[Stored records]
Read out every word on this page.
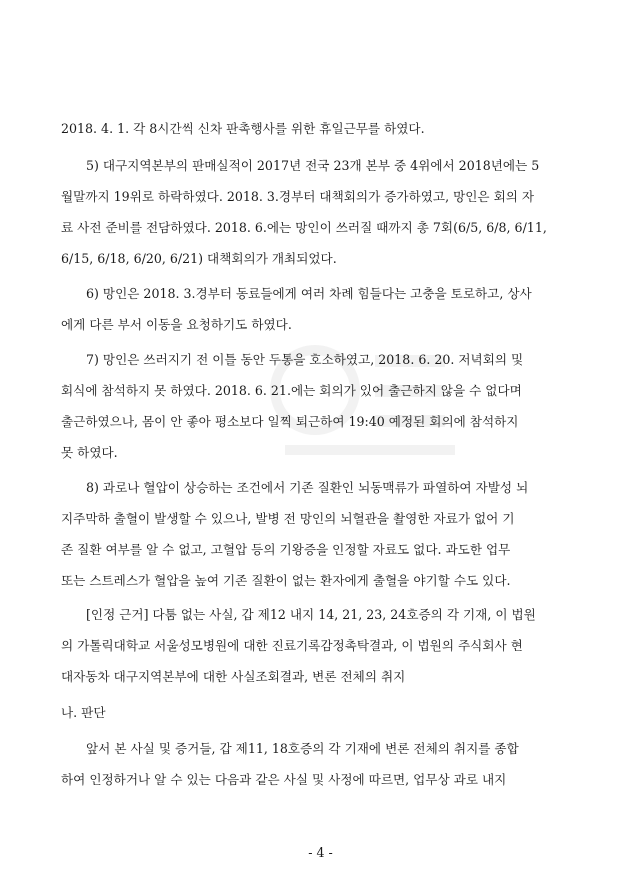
2018. 4. 1. 각 8시간씩 신차 판촉행사를 위한 휴일근무를 하였다.
5) 대구지역본부의 판매실적이 2017년 전국 23개 본부 중 4위에서 2018년에는 5
월말까지 19위로 하락하였다. 2018. 3.경부터 대책회의가 증가하였고, 망인은 회의 자
료 사전 준비를 전담하였다. 2018. 6.에는 망인이 쓰러질 때까지 총 7회(6/5, 6/8, 6/11,
6/15, 6/18, 6/20, 6/21) 대책회의가 개최되었다.
6) 망인은 2018. 3.경부터 동료들에게 여러 차례 힘들다는 고충을 토로하고, 상사
에게 다른 부서 이동을 요청하기도 하였다.
7) 망인은 쓰러지기 전 이틀 동안 두통을 호소하였고, 2018. 6. 20. 저녁회의 및
회식에 참석하지 못 하였다. 2018. 6. 21.에는 회의가 있어 출근하지 않을 수 없다며
출근하였으나, 몸이 안 좋아 평소보다 일찍 퇴근하여 19:40 예정된 회의에 참석하지
못 하였다.
8) 과로나 혈압이 상승하는 조건에서 기존 질환인 뇌동맥류가 파열하여 자발성 뇌
지주막하 출혈이 발생할 수 있으나, 발병 전 망인의 뇌혈관을 촬영한 자료가 없어 기
존 질환 여부를 알 수 없고, 고혈압 등의 기왕증을 인정할 자료도 없다. 과도한 업무
또는 스트레스가 혈압을 높여 기존 질환이 없는 환자에게 출혈을 야기할 수도 있다.
[인정 근거] 다툼 없는 사실, 갑 제12 내지 14, 21, 23, 24호증의 각 기재, 이 법원
의 가톨릭대학교 서울성모병원에 대한 진료기록감정촉탁결과, 이 법원의 주식회사 현
대자동차 대구지역본부에 대한 사실조회결과, 변론 전체의 취지
나. 판단
앞서 본 사실 및 증거들, 갑 제11, 18호증의 각 기재에 변론 전체의 취지를 종합
하여 인정하거나 알 수 있는 다음과 같은 사실 및 사정에 따르면, 업무상 과로 내지
- 4 -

## Exercise prompt
Give all the lines above again, character for character, without pictures.

## Full response
Read out every word on this page.
2018. 4. 1. 각 8시간씩 신차 판촉행사를 위한 휴일근무를 하였다.
5) 대구지역본부의 판매실적이 2017년 전국 23개 본부 중 4위에서 2018년에는 5
월말까지 19위로 하락하였다. 2018. 3.경부터 대책회의가 증가하였고, 망인은 회의 자
료 사전 준비를 전담하였다. 2018. 6.에는 망인이 쓰러질 때까지 총 7회(6/5, 6/8, 6/11,
6/15, 6/18, 6/20, 6/21) 대책회의가 개최되었다.
6) 망인은 2018. 3.경부터 동료들에게 여러 차례 힘들다는 고충을 토로하고, 상사
에게 다른 부서 이동을 요청하기도 하였다.
7) 망인은 쓰러지기 전 이틀 동안 두통을 호소하였고, 2018. 6. 20. 저녁회의 및
회식에 참석하지 못 하였다. 2018. 6. 21.에는 회의가 있어 출근하지 않을 수 없다며
출근하였으나, 몸이 안 좋아 평소보다 일찍 퇴근하여 19:40 예정된 회의에 참석하지
못 하였다.
8) 과로나 혈압이 상승하는 조건에서 기존 질환인 뇌동맥류가 파열하여 자발성 뇌
지주막하 출혈이 발생할 수 있으나, 발병 전 망인의 뇌혈관을 촬영한 자료가 없어 기
존 질환 여부를 알 수 없고, 고혈압 등의 기왕증을 인정할 자료도 없다. 과도한 업무
또는 스트레스가 혈압을 높여 기존 질환이 없는 환자에게 출혈을 야기할 수도 있다.
[인정 근거] 다툼 없는 사실, 갑 제12 내지 14, 21, 23, 24호증의 각 기재, 이 법원
의 가톨릭대학교 서울성모병원에 대한 진료기록감정촉탁결과, 이 법원의 주식회사 현
대자동차 대구지역본부에 대한 사실조회결과, 변론 전체의 취지
나. 판단
앞서 본 사실 및 증거들, 갑 제11, 18호증의 각 기재에 변론 전체의 취지를 종합
하여 인정하거나 알 수 있는 다음과 같은 사실 및 사정에 따르면, 업무상 과로 내지
- 4 -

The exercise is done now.